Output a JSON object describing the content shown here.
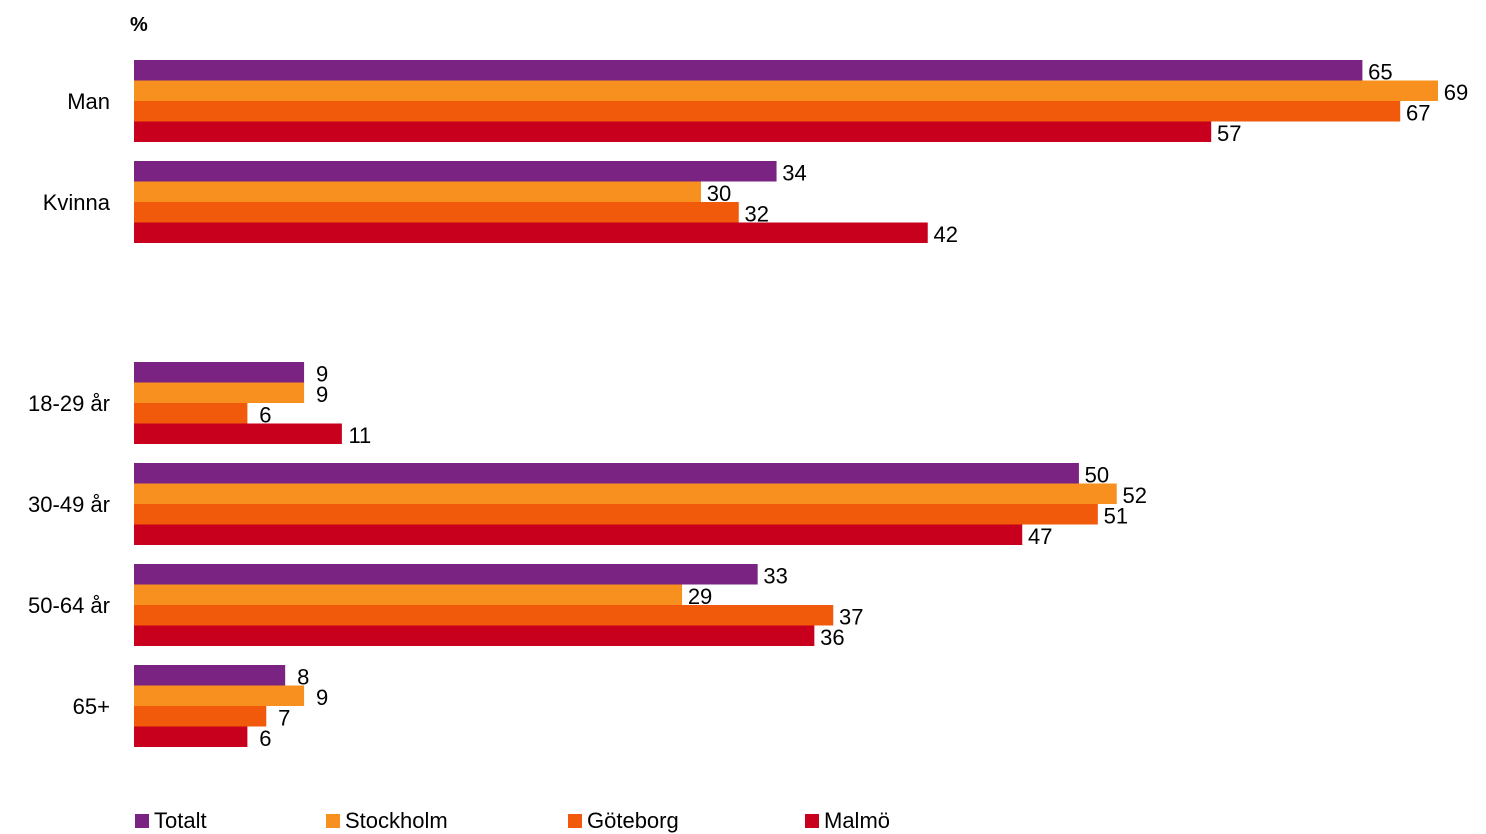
{
  "chart_data": {
    "type": "bar",
    "orientation": "horizontal",
    "unit_label": "%",
    "groups": [
      [
        "Man",
        "Kvinna"
      ],
      [
        "18-29 år",
        "30-49 år",
        "50-64 år",
        "65+"
      ]
    ],
    "categories": [
      "Man",
      "Kvinna",
      "18-29 år",
      "30-49 år",
      "50-64 år",
      "65+"
    ],
    "series": [
      {
        "name": "Totalt",
        "color": "#7B2382",
        "values": [
          65,
          34,
          9,
          50,
          33,
          8
        ]
      },
      {
        "name": "Stockholm",
        "color": "#F7901E",
        "values": [
          69,
          30,
          9,
          52,
          29,
          9
        ]
      },
      {
        "name": "Göteborg",
        "color": "#F05A0A",
        "values": [
          67,
          32,
          6,
          51,
          37,
          7
        ]
      },
      {
        "name": "Malmö",
        "color": "#C8001E",
        "values": [
          57,
          42,
          11,
          47,
          36,
          6
        ]
      }
    ],
    "xlim": [
      0,
      69
    ],
    "grid": false,
    "legend_position": "bottom"
  }
}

## [WORK REQUIRED]
Work through the data and report how many of its lines hold the word "color", giving only the figure.

## [CORRECT ANSWER]
4